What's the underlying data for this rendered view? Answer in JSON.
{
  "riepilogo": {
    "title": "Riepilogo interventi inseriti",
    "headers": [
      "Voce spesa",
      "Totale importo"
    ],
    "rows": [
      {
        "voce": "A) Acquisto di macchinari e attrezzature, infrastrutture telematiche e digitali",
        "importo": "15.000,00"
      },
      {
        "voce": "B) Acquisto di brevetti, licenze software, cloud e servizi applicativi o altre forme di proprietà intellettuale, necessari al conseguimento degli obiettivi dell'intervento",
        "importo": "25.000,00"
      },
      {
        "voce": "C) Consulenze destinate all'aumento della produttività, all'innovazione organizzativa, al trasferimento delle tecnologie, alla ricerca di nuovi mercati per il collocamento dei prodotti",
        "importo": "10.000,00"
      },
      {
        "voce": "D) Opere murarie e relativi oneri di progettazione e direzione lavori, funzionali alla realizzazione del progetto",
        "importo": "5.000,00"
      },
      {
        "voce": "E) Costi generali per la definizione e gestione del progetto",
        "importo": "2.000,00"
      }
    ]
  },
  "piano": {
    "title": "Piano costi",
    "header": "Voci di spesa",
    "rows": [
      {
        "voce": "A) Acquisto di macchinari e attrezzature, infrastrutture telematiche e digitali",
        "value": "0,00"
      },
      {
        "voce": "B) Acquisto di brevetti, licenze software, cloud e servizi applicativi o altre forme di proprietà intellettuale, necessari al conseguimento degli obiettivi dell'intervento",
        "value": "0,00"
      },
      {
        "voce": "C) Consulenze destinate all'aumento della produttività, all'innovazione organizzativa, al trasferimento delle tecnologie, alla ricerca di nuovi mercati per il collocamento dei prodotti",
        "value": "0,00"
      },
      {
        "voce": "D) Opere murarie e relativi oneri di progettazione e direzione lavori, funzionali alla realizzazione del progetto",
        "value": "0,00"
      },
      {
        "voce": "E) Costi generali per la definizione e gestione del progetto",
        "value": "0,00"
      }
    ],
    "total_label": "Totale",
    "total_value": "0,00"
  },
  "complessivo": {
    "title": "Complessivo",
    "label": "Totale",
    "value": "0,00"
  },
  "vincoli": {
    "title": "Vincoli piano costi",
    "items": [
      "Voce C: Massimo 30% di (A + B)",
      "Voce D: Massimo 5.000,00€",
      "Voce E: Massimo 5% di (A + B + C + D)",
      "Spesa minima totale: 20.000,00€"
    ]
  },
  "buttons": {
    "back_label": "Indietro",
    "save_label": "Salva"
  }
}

——

§ **Exercise objective**:
Print all of the data exactly as it was given.

§ **Exercise response**:
What's the underlying data for this rendered view? Answer in JSON.
{
  "riepilogo": {
    "title": "Riepilogo interventi inseriti",
    "headers": [
      "Voce spesa",
      "Totale importo"
    ],
    "rows": [
      {
        "voce": "A) Acquisto di macchinari e attrezzature, infrastrutture telematiche e digitali",
        "importo": "15.000,00"
      },
      {
        "voce": "B) Acquisto di brevetti, licenze software, cloud e servizi applicativi o altre forme di proprietà intellettuale, necessari al conseguimento degli obiettivi dell'intervento",
        "importo": "25.000,00"
      },
      {
        "voce": "C) Consulenze destinate all'aumento della produttività, all'innovazione organizzativa, al trasferimento delle tecnologie, alla ricerca di nuovi mercati per il collocamento dei prodotti",
        "importo": "10.000,00"
      },
      {
        "voce": "D) Opere murarie e relativi oneri di progettazione e direzione lavori, funzionali alla realizzazione del progetto",
        "importo": "5.000,00"
      },
      {
        "voce": "E) Costi generali per la definizione e gestione del progetto",
        "importo": "2.000,00"
      }
    ]
  },
  "piano": {
    "title": "Piano costi",
    "header": "Voci di spesa",
    "rows": [
      {
        "voce": "A) Acquisto di macchinari e attrezzature, infrastrutture telematiche e digitali",
        "value": "0,00"
      },
      {
        "voce": "B) Acquisto di brevetti, licenze software, cloud e servizi applicativi o altre forme di proprietà intellettuale, necessari al conseguimento degli obiettivi dell'intervento",
        "value": "0,00"
      },
      {
        "voce": "C) Consulenze destinate all'aumento della produttività, all'innovazione organizzativa, al trasferimento delle tecnologie, alla ricerca di nuovi mercati per il collocamento dei prodotti",
        "value": "0,00"
      },
      {
        "voce": "D) Opere murarie e relativi oneri di progettazione e direzione lavori, funzionali alla realizzazione del progetto",
        "value": "0,00"
      },
      {
        "voce": "E) Costi generali per la definizione e gestione del progetto",
        "value": "0,00"
      }
    ],
    "total_label": "Totale",
    "total_value": "0,00"
  },
  "complessivo": {
    "title": "Complessivo",
    "label": "Totale",
    "value": "0,00"
  },
  "vincoli": {
    "title": "Vincoli piano costi",
    "items": [
      "Voce C: Massimo 30% di (A + B)",
      "Voce D: Massimo 5.000,00€",
      "Voce E: Massimo 5% di (A + B + C + D)",
      "Spesa minima totale: 20.000,00€"
    ]
  },
  "buttons": {
    "back_label": "Indietro",
    "save_label": "Salva"
  }
}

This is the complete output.